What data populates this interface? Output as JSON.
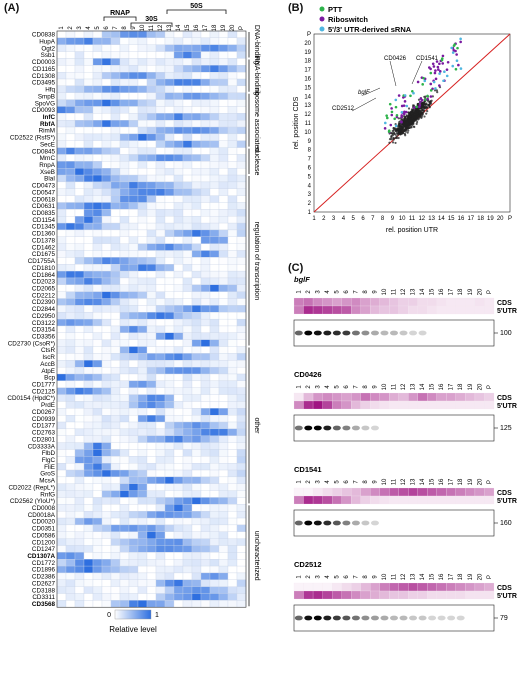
{
  "panelA": {
    "label": "(A)",
    "columns": [
      "1",
      "2",
      "3",
      "4",
      "5",
      "6",
      "7",
      "8",
      "9",
      "10",
      "11",
      "12",
      "13",
      "14",
      "15",
      "16",
      "17",
      "18",
      "19",
      "20",
      "P"
    ],
    "brackets": [
      {
        "label": "RNAP",
        "from": 6,
        "to": 9
      },
      {
        "label": "30S",
        "from": 9,
        "to": 13
      },
      {
        "label": "50S",
        "from": 13,
        "to": 19
      }
    ],
    "rows": [
      {
        "name": "CD0838",
        "bold": false
      },
      {
        "name": "HupA",
        "bold": false
      },
      {
        "name": "Ogt2",
        "bold": false
      },
      {
        "name": "Ssb1",
        "bold": false
      },
      {
        "name": "CD0003",
        "bold": false
      },
      {
        "name": "CD1165",
        "bold": false
      },
      {
        "name": "CD1308",
        "bold": false
      },
      {
        "name": "CD3495",
        "bold": false
      },
      {
        "name": "Hfq",
        "bold": false
      },
      {
        "name": "SmpB",
        "bold": false
      },
      {
        "name": "SpoVG",
        "bold": false
      },
      {
        "name": "CD0093",
        "bold": false
      },
      {
        "name": "InfC",
        "bold": true
      },
      {
        "name": "RbfA",
        "bold": true
      },
      {
        "name": "RimM",
        "bold": false
      },
      {
        "name": "CD2522 (RsfS*)",
        "bold": false
      },
      {
        "name": "SecE",
        "bold": false
      },
      {
        "name": "CD0845",
        "bold": false
      },
      {
        "name": "MrnC",
        "bold": false
      },
      {
        "name": "RnpA",
        "bold": false
      },
      {
        "name": "XseB",
        "bold": false
      },
      {
        "name": "BlaI",
        "bold": false
      },
      {
        "name": "CD0473",
        "bold": false
      },
      {
        "name": "CD0547",
        "bold": false
      },
      {
        "name": "CD0618",
        "bold": false
      },
      {
        "name": "CD0631",
        "bold": false
      },
      {
        "name": "CD0835",
        "bold": false
      },
      {
        "name": "CD1154",
        "bold": false
      },
      {
        "name": "CD1345",
        "bold": false
      },
      {
        "name": "CD1360",
        "bold": false
      },
      {
        "name": "CD1378",
        "bold": false
      },
      {
        "name": "CD1462",
        "bold": false
      },
      {
        "name": "CD1675",
        "bold": false
      },
      {
        "name": "CD1755A",
        "bold": false
      },
      {
        "name": "CD1810",
        "bold": false
      },
      {
        "name": "CD1864",
        "bold": false
      },
      {
        "name": "CD2023",
        "bold": false
      },
      {
        "name": "CD2065",
        "bold": false
      },
      {
        "name": "CD2212",
        "bold": false
      },
      {
        "name": "CD2390",
        "bold": false
      },
      {
        "name": "CD2844",
        "bold": false
      },
      {
        "name": "CD2950",
        "bold": false
      },
      {
        "name": "CD3122",
        "bold": false
      },
      {
        "name": "CD3154",
        "bold": false
      },
      {
        "name": "CD3356",
        "bold": false
      },
      {
        "name": "CD2730 (CsoR*)",
        "bold": false
      },
      {
        "name": "CtsR",
        "bold": false
      },
      {
        "name": "IscR",
        "bold": false
      },
      {
        "name": "AccB",
        "bold": false
      },
      {
        "name": "AtpE",
        "bold": false
      },
      {
        "name": "Bcp",
        "bold": false
      },
      {
        "name": "CD1777",
        "bold": false
      },
      {
        "name": "CD2125",
        "bold": false
      },
      {
        "name": "CD0154 (HpdC*)",
        "bold": false
      },
      {
        "name": "PrdE",
        "bold": false
      },
      {
        "name": "CD0267",
        "bold": false
      },
      {
        "name": "CD0939",
        "bold": false
      },
      {
        "name": "CD1377",
        "bold": false
      },
      {
        "name": "CD2763",
        "bold": false
      },
      {
        "name": "CD2801",
        "bold": false
      },
      {
        "name": "CD3333A",
        "bold": false
      },
      {
        "name": "FlbD",
        "bold": false
      },
      {
        "name": "FlgC",
        "bold": false
      },
      {
        "name": "FliE",
        "bold": false
      },
      {
        "name": "GroS",
        "bold": false
      },
      {
        "name": "McsA",
        "bold": false
      },
      {
        "name": "CD2022 (RepL*)",
        "bold": false
      },
      {
        "name": "RnfG",
        "bold": false
      },
      {
        "name": "CD2562 (YloU*)",
        "bold": false
      },
      {
        "name": "CD0008",
        "bold": false
      },
      {
        "name": "CD0018A",
        "bold": false
      },
      {
        "name": "CD0020",
        "bold": false
      },
      {
        "name": "CD0351",
        "bold": false
      },
      {
        "name": "CD0586",
        "bold": false
      },
      {
        "name": "CD1200",
        "bold": false
      },
      {
        "name": "CD1247",
        "bold": false
      },
      {
        "name": "CD1307A",
        "bold": true
      },
      {
        "name": "CD1772",
        "bold": false
      },
      {
        "name": "CD1896",
        "bold": false
      },
      {
        "name": "CD2386",
        "bold": false
      },
      {
        "name": "CD2627",
        "bold": false
      },
      {
        "name": "CD3188",
        "bold": false
      },
      {
        "name": "CD3311",
        "bold": false
      },
      {
        "name": "CD3568",
        "bold": true
      }
    ],
    "categories": [
      {
        "label": "DNA-binding",
        "from": 0,
        "to": 4
      },
      {
        "label": "RNA-binding",
        "from": 4,
        "to": 9
      },
      {
        "label": "ribosome associated",
        "from": 9,
        "to": 17
      },
      {
        "label": "nuclease",
        "from": 17,
        "to": 21
      },
      {
        "label": "regulation of transcription",
        "from": 21,
        "to": 46
      },
      {
        "label": "other",
        "from": 46,
        "to": 69
      },
      {
        "label": "uncharacterized",
        "from": 69,
        "to": 84
      }
    ],
    "legend": {
      "min": "0",
      "max": "1",
      "title": "Relative level"
    },
    "colors": {
      "high": "#2e6fe0",
      "low": "#ffffff"
    }
  },
  "panelB": {
    "label": "(B)",
    "legend": [
      {
        "label": "PTT",
        "color": "#2db34a"
      },
      {
        "label": "Riboswitch",
        "color": "#7a1aa0"
      },
      {
        "label": "5'/3' UTR-derived sRNA",
        "color": "#4fb6e0"
      }
    ],
    "ticks": [
      "1",
      "2",
      "3",
      "4",
      "5",
      "6",
      "7",
      "8",
      "9",
      "10",
      "11",
      "12",
      "13",
      "14",
      "15",
      "16",
      "17",
      "18",
      "19",
      "20",
      "P"
    ],
    "xlabel": "rel. position UTR",
    "ylabel": "rel. position CDS",
    "annotations": [
      "bglF",
      "CD0426",
      "CD1541",
      "CD2512"
    ]
  },
  "panelC": {
    "label": "(C)",
    "lanes": [
      "1",
      "2",
      "3",
      "4",
      "5",
      "6",
      "7",
      "8",
      "9",
      "10",
      "11",
      "12",
      "13",
      "14",
      "15",
      "16",
      "17",
      "18",
      "19",
      "20",
      "P"
    ],
    "blocks": [
      {
        "title": "bglF",
        "italic": true,
        "size": "100",
        "cds": [
          0.55,
          0.6,
          0.5,
          0.45,
          0.4,
          0.45,
          0.5,
          0.4,
          0.35,
          0.3,
          0.25,
          0.2,
          0.2,
          0.15,
          0.15,
          0.12,
          0.1,
          0.1,
          0.1,
          0.12,
          0.1
        ],
        "utr": [
          0.55,
          0.9,
          0.85,
          0.8,
          0.75,
          0.7,
          0.5,
          0.4,
          0.3,
          0.25,
          0.25,
          0.2,
          0.15,
          0.15,
          0.12,
          0.1,
          0.1,
          0.1,
          0.1,
          0.1,
          0.1
        ]
      },
      {
        "title": "CD0426",
        "italic": false,
        "size": "125",
        "cds": [
          0.1,
          0.3,
          0.45,
          0.5,
          0.45,
          0.4,
          0.45,
          0.6,
          0.5,
          0.45,
          0.35,
          0.3,
          0.45,
          0.6,
          0.5,
          0.4,
          0.4,
          0.35,
          0.3,
          0.25,
          0.2
        ],
        "utr": [
          0.5,
          0.9,
          1.0,
          0.8,
          0.55,
          0.45,
          0.3,
          0.2,
          0.15,
          0.12,
          0.1,
          0.1,
          0.1,
          0.1,
          0.1,
          0.1,
          0.1,
          0.1,
          0.1,
          0.1,
          0.1
        ]
      },
      {
        "title": "CD1541",
        "italic": false,
        "size": "160",
        "cds": [
          0.05,
          0.05,
          0.1,
          0.15,
          0.2,
          0.25,
          0.3,
          0.4,
          0.5,
          0.6,
          0.7,
          0.75,
          0.8,
          0.75,
          0.7,
          0.65,
          0.6,
          0.55,
          0.5,
          0.45,
          0.4
        ],
        "utr": [
          0.55,
          0.9,
          0.85,
          0.75,
          0.6,
          0.45,
          0.3,
          0.2,
          0.15,
          0.12,
          0.1,
          0.1,
          0.1,
          0.1,
          0.1,
          0.1,
          0.1,
          0.1,
          0.1,
          0.1,
          0.1
        ]
      },
      {
        "title": "CD2512",
        "italic": false,
        "size": "79",
        "cds": [
          0.05,
          0.05,
          0.05,
          0.05,
          0.1,
          0.15,
          0.2,
          0.3,
          0.4,
          0.55,
          0.65,
          0.7,
          0.75,
          0.7,
          0.65,
          0.6,
          0.55,
          0.5,
          0.45,
          0.4,
          0.35
        ],
        "utr": [
          0.55,
          0.85,
          0.9,
          0.8,
          0.7,
          0.6,
          0.5,
          0.4,
          0.35,
          0.3,
          0.25,
          0.25,
          0.2,
          0.2,
          0.15,
          0.15,
          0.15,
          0.15,
          0.12,
          0.12,
          0.12
        ]
      }
    ],
    "row_labels": {
      "cds": "CDS",
      "utr": "5'UTR"
    }
  }
}
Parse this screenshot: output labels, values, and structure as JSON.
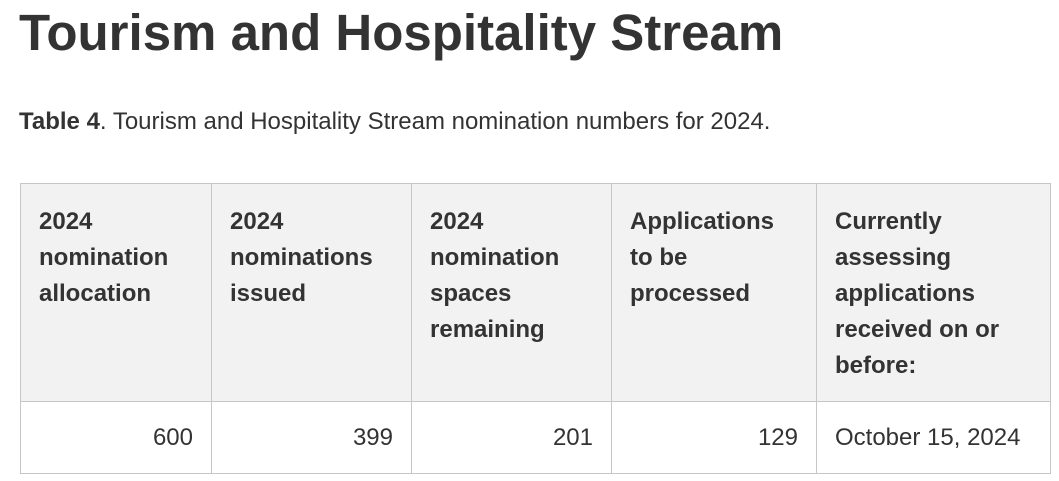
——————————
Challenge: Where a line in the material above holds "this", copy that line.

Complete response:
What data populates this interface? Output as JSON.
Parse this screenshot: output labels, values, and structure as JSON.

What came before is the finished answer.